**Given instruction:** Gather every line from the entries below that includes "Accuracy".

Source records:
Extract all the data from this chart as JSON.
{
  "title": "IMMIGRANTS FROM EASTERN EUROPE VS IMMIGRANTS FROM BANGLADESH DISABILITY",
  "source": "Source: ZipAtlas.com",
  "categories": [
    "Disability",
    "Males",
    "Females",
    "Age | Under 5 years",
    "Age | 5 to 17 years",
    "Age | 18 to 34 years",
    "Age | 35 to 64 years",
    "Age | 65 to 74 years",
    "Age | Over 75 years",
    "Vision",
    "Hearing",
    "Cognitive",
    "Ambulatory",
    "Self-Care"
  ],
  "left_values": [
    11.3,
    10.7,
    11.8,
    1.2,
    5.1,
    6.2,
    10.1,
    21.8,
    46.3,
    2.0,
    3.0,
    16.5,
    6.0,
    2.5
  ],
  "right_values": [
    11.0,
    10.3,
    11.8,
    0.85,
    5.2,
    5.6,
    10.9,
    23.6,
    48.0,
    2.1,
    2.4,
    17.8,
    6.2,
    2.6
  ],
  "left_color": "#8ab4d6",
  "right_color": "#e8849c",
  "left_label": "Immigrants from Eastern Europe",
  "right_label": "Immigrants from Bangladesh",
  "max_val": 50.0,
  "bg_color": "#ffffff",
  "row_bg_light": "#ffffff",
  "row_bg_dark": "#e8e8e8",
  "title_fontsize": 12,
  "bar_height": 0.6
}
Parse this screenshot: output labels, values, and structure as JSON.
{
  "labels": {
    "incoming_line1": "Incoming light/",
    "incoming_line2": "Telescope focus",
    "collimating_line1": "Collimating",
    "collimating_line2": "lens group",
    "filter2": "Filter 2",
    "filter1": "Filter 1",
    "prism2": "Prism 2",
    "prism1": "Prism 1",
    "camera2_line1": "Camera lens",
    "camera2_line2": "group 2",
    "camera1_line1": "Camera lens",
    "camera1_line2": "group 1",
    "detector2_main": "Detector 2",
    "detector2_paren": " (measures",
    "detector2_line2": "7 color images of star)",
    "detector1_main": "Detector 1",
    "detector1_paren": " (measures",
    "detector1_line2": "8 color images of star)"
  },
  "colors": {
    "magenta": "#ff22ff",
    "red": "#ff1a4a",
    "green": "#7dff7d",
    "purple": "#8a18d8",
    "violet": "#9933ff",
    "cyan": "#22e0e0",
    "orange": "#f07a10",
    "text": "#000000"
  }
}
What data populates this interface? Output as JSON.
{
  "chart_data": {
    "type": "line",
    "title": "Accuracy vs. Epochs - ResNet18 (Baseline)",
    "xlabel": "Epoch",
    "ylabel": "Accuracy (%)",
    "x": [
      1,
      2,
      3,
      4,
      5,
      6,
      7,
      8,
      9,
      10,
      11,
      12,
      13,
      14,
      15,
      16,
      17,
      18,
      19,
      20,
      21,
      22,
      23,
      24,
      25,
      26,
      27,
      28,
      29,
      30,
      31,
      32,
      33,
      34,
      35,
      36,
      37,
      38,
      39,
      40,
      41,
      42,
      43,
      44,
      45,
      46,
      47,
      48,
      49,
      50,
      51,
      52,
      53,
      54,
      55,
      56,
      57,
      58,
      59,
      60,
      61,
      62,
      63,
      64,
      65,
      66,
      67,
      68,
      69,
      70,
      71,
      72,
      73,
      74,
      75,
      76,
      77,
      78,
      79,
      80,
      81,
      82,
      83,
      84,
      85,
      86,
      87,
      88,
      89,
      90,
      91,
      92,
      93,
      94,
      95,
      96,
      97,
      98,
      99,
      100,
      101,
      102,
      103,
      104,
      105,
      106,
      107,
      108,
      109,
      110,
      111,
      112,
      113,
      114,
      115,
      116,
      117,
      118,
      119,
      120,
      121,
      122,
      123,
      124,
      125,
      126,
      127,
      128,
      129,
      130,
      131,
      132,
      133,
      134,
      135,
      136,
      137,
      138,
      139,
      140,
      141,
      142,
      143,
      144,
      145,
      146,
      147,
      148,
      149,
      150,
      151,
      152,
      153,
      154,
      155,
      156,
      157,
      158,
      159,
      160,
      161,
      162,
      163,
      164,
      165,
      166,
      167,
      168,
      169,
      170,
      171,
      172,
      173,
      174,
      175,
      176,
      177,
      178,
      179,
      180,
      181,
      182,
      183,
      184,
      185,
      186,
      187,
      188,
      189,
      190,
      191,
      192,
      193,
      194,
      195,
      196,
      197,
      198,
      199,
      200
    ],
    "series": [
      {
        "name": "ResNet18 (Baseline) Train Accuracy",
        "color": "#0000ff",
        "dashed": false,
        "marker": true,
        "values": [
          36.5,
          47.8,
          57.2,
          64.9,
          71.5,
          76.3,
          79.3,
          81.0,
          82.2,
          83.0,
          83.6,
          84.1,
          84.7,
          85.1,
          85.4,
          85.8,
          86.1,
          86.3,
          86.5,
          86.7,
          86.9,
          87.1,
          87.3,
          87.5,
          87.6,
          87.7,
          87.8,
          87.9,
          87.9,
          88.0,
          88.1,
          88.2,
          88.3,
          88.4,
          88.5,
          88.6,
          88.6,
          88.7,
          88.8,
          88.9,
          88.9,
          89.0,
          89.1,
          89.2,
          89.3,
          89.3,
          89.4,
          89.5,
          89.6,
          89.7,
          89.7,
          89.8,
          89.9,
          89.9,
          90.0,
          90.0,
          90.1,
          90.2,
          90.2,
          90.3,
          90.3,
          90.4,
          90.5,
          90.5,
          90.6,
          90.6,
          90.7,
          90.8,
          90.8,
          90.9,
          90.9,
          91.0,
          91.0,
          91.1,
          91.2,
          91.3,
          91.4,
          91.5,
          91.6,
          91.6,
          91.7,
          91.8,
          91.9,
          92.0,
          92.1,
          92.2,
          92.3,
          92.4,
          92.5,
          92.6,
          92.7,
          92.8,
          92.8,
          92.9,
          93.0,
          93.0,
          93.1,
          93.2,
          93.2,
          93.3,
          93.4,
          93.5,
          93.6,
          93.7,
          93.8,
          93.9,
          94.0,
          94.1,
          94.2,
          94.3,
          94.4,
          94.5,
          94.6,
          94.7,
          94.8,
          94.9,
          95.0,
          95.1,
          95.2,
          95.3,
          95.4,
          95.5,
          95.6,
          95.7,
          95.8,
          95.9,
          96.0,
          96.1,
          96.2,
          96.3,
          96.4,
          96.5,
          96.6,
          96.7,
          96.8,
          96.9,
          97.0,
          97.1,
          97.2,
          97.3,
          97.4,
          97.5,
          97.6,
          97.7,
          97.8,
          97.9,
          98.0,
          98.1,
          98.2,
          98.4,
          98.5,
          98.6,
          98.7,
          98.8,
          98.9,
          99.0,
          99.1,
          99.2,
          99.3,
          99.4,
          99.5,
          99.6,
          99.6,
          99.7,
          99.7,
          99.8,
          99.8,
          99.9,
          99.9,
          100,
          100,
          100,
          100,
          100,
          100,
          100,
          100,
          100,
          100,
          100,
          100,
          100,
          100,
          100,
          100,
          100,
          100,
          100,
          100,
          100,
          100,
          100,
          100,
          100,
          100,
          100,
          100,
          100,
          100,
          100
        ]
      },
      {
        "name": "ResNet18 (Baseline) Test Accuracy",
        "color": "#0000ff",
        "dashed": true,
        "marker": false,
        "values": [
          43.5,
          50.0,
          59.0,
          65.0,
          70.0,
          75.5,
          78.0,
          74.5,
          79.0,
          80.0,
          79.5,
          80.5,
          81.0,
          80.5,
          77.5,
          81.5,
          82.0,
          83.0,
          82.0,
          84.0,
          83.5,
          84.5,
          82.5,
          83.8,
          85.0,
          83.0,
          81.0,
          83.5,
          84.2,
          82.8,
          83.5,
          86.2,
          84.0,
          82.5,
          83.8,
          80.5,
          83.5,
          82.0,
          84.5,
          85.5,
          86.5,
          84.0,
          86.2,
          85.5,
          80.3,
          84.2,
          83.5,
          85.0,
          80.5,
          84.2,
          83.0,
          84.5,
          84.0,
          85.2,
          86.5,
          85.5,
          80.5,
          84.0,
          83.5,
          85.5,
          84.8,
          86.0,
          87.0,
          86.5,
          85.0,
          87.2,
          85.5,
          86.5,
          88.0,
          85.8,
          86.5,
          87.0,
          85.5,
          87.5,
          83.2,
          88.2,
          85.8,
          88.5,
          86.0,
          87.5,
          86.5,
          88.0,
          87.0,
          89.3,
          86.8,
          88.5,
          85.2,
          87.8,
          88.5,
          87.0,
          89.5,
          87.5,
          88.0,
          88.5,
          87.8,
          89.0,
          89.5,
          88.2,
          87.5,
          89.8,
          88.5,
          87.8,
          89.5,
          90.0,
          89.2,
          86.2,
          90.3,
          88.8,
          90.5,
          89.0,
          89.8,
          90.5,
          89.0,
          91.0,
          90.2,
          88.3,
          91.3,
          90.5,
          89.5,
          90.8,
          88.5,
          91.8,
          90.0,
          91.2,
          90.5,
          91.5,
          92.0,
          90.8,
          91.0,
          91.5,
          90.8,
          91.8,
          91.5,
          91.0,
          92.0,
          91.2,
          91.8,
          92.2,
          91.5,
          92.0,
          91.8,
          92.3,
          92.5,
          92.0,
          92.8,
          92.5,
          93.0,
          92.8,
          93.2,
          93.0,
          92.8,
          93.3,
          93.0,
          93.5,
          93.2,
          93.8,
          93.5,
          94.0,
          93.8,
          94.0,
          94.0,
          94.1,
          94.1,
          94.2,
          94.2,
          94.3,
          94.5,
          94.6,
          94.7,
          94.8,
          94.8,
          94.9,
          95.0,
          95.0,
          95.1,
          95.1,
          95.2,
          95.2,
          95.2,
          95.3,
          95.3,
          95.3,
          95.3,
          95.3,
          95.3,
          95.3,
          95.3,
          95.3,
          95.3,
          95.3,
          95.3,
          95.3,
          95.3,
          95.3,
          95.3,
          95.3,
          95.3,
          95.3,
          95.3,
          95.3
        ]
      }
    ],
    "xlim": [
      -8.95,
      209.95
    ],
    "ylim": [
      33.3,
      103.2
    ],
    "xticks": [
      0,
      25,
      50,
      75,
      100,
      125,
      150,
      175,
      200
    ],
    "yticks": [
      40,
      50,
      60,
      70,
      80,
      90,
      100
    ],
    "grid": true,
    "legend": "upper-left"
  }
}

**The reply:**
    "title": "Accuracy vs. Epochs - ResNet18 (Baseline)",
    "ylabel": "Accuracy (%)",
        "name": "ResNet18 (Baseline) Train Accuracy",
        "name": "ResNet18 (Baseline) Test Accuracy",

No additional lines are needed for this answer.